-- start of DATA LINES --
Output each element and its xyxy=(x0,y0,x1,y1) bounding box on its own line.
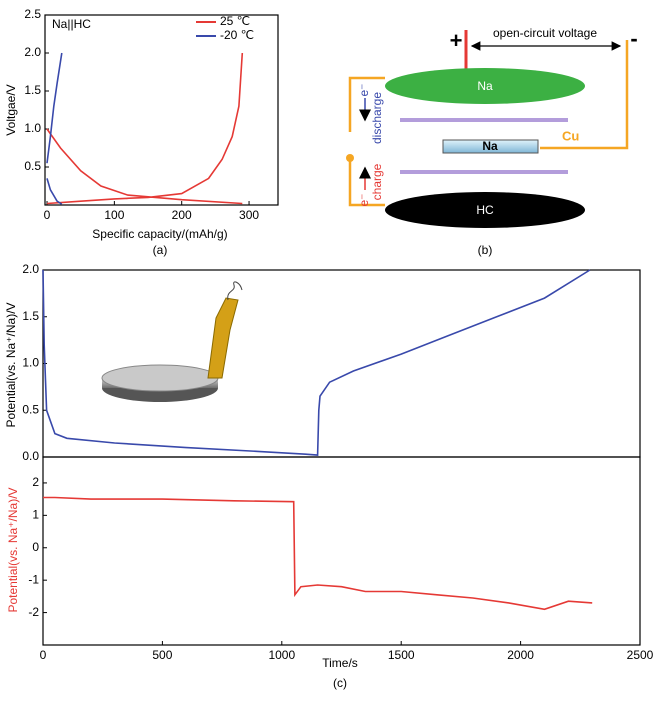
x-tick-label: 300 xyxy=(239,208,259,222)
minus-sign: - xyxy=(630,26,637,51)
voltage-label: open-circuit voltage xyxy=(493,26,597,40)
y-axis-label: Voltgae/V xyxy=(4,84,18,135)
plus-sign: + xyxy=(450,28,463,53)
y-tick-label: 1.0 xyxy=(24,121,41,135)
electron-label: e⁻ xyxy=(357,193,371,206)
x-tick-label: 100 xyxy=(104,208,124,222)
annotation: Na||HC xyxy=(52,17,91,31)
cu-wire xyxy=(540,40,629,150)
legend-label: -20 ℃ xyxy=(220,28,254,42)
plot-frame xyxy=(42,456,641,646)
na-bar xyxy=(442,139,539,154)
y-tick-label: 2.0 xyxy=(22,262,39,276)
coin-cell-photo xyxy=(101,281,243,402)
discharge-label: discharge xyxy=(370,92,384,144)
electron-label: e⁻ xyxy=(357,83,371,96)
plot-frame xyxy=(44,14,279,206)
x-tick-label: 0 xyxy=(44,208,51,222)
y-tick-label: 0.5 xyxy=(24,159,41,173)
x-tick-label: 500 xyxy=(152,648,172,662)
x-tick-label: 1000 xyxy=(268,648,295,662)
y-tick-label: 1 xyxy=(32,508,39,522)
y-tick-label: 1.5 xyxy=(24,83,41,97)
y-axis-label: Potential(vs. Na⁺/Na)/V xyxy=(4,302,18,427)
y-tick-label: -2 xyxy=(28,605,39,619)
electrode-label: Na xyxy=(477,79,493,93)
coin-top xyxy=(101,364,219,392)
caption: (b) xyxy=(478,243,493,257)
y-tick-label: 2.5 xyxy=(24,7,41,21)
hc-electrode xyxy=(385,192,585,228)
y-tick-label: 0 xyxy=(32,540,39,554)
electrode-label: Na xyxy=(482,139,498,153)
data-line xyxy=(46,52,63,205)
y-axis-label: Potential(vs. Na⁺/Na)/V xyxy=(6,487,20,612)
legend-label: 25 ℃ xyxy=(220,14,250,28)
plot-frame xyxy=(42,269,641,458)
tab xyxy=(207,297,239,379)
data-line xyxy=(42,269,591,456)
y-tick-label: 0.0 xyxy=(22,449,39,463)
x-tick-label: 200 xyxy=(172,208,192,222)
charge-label: charge xyxy=(370,163,384,200)
wire-dot xyxy=(346,154,354,162)
x-axis-label: Time/s xyxy=(322,656,358,670)
x-tick-label: 2000 xyxy=(507,648,534,662)
x-tick-label: 2500 xyxy=(627,648,654,662)
x-axis-label: Specific capacity/(mAh/g) xyxy=(92,227,227,241)
diagram: + - open-circuit voltage Na e⁻ discharge… xyxy=(346,26,638,257)
cu-label: Cu xyxy=(562,128,579,143)
y-tick-label: 2.0 xyxy=(24,45,41,59)
charge-wire xyxy=(348,158,385,207)
electrode-label: HC xyxy=(476,203,494,217)
y-tick-label: 2 xyxy=(32,475,39,489)
caption: (a) xyxy=(153,243,168,257)
na-electrode xyxy=(385,68,585,104)
y-tick-label: 1.5 xyxy=(22,309,39,323)
y-tick-label: -1 xyxy=(28,572,39,586)
x-tick-label: 0 xyxy=(40,648,47,662)
data-line xyxy=(43,496,593,611)
wire xyxy=(227,281,243,301)
y-tick-label: 1.0 xyxy=(22,356,39,370)
discharge-wire xyxy=(348,76,385,132)
caption: (c) xyxy=(333,676,347,690)
y-tick-label: 0.5 xyxy=(22,402,39,416)
x-tick-label: 1500 xyxy=(388,648,415,662)
data-line xyxy=(46,52,244,205)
-- end of DATA LINES --
• **TASK GOAL**: Please list every line of the rows above that contains the string "electron".

• **TASK OUTPUT**:
electron-label: e⁻ xyxy=(357,193,371,206)
electron-label: e⁻ xyxy=(357,83,371,96)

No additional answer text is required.